**Record extracts**.
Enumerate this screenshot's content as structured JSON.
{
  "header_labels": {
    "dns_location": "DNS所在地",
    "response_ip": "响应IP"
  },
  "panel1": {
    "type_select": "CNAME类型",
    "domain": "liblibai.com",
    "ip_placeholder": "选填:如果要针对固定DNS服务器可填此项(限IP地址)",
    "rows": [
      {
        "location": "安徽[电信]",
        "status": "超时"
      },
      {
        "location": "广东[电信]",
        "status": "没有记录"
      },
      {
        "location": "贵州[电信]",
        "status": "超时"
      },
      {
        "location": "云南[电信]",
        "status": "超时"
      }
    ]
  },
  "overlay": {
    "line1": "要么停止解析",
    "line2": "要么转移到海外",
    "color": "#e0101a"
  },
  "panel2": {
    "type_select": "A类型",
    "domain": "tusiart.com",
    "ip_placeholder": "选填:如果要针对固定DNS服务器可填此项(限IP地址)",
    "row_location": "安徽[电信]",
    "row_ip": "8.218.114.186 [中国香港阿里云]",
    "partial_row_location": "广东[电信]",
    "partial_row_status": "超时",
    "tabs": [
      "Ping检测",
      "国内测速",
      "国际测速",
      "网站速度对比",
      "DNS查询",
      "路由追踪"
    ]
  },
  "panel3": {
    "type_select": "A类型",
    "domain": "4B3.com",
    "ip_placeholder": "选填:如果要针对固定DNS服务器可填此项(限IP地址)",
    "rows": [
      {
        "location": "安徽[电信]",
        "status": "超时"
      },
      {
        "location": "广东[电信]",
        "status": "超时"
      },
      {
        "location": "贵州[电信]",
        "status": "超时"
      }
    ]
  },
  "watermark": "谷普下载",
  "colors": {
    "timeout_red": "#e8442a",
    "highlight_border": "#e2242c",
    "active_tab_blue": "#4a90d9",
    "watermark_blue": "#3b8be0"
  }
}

**Exercise instructions**.
Collect every line from the records above that contains the word "domain".

**Output below**.
    "domain": "liblibai.com",
    "domain": "tusiart.com",
    "domain": "4B3.com",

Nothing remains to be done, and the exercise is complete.